**Written task:** Go through the records and show each line where the word "label" occurs.

----- Data supplied

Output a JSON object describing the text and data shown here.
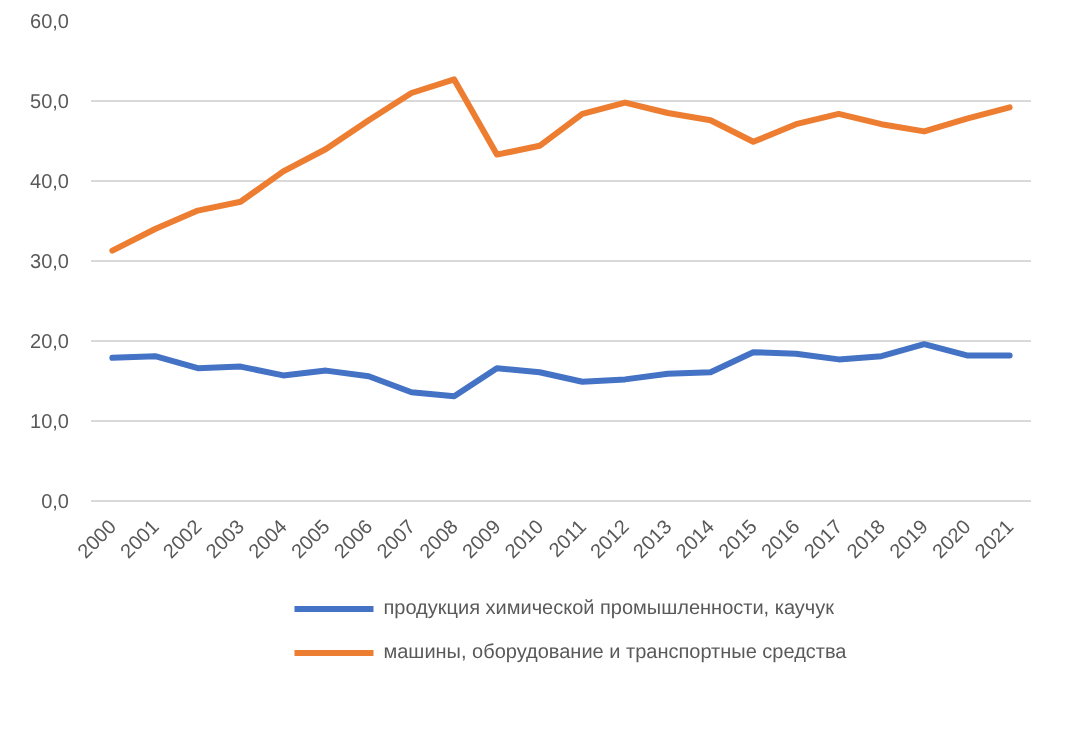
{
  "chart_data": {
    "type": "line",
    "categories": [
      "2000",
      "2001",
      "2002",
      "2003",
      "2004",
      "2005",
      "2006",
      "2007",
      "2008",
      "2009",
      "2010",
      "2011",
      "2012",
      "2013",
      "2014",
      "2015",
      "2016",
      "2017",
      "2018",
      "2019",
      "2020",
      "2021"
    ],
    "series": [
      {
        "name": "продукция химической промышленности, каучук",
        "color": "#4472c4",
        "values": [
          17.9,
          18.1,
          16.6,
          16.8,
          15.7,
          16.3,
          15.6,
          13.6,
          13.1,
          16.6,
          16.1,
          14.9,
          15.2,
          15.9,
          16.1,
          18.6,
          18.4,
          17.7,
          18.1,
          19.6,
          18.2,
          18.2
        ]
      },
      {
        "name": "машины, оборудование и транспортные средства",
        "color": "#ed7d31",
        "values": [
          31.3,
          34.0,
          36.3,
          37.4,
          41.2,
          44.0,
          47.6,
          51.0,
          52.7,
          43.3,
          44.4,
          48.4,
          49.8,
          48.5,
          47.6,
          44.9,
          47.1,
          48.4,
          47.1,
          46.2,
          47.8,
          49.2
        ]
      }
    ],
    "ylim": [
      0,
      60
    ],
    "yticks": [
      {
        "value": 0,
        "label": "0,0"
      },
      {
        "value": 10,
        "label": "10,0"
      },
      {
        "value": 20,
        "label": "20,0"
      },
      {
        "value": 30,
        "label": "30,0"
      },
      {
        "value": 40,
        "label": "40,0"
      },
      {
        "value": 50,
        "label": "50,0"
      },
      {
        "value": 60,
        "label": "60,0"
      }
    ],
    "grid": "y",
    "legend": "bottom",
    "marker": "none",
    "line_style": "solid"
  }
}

----------

**Result for this task:**
        "label": "0,0"
        "label": "10,0"
        "label": "20,0"
        "label": "30,0"
        "label": "40,0"
        "label": "50,0"
        "label": "60,0"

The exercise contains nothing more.